The task
Each record is to be printed again precisely as it reads.

======== Entries

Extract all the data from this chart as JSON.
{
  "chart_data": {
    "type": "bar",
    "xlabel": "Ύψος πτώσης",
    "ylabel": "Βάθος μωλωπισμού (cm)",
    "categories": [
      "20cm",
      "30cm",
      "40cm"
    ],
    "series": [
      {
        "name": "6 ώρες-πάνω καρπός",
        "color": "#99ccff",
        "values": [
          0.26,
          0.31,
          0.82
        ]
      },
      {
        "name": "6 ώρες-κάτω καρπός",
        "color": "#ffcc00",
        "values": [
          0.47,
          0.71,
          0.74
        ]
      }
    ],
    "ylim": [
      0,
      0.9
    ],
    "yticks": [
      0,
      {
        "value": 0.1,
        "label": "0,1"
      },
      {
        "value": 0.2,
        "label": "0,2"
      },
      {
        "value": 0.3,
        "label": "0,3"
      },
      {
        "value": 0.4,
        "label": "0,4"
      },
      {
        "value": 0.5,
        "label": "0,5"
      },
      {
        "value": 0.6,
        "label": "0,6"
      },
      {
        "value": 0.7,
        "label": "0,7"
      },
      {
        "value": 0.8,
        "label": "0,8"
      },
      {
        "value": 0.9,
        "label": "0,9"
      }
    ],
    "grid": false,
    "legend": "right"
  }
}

================

Task solution
Extract all the data from this chart as JSON.
{
  "chart_data": {
    "type": "bar",
    "xlabel": "Ύψος πτώσης",
    "ylabel": "Βάθος μωλωπισμού (cm)",
    "categories": [
      "20cm",
      "30cm",
      "40cm"
    ],
    "series": [
      {
        "name": "6 ώρες-πάνω καρπός",
        "color": "#99ccff",
        "values": [
          0.26,
          0.31,
          0.82
        ]
      },
      {
        "name": "6 ώρες-κάτω καρπός",
        "color": "#ffcc00",
        "values": [
          0.47,
          0.71,
          0.74
        ]
      }
    ],
    "ylim": [
      0,
      0.9
    ],
    "yticks": [
      0,
      {
        "value": 0.1,
        "label": "0,1"
      },
      {
        "value": 0.2,
        "label": "0,2"
      },
      {
        "value": 0.3,
        "label": "0,3"
      },
      {
        "value": 0.4,
        "label": "0,4"
      },
      {
        "value": 0.5,
        "label": "0,5"
      },
      {
        "value": 0.6,
        "label": "0,6"
      },
      {
        "value": 0.7,
        "label": "0,7"
      },
      {
        "value": 0.8,
        "label": "0,8"
      },
      {
        "value": 0.9,
        "label": "0,9"
      }
    ],
    "grid": false,
    "legend": "right"
  }
}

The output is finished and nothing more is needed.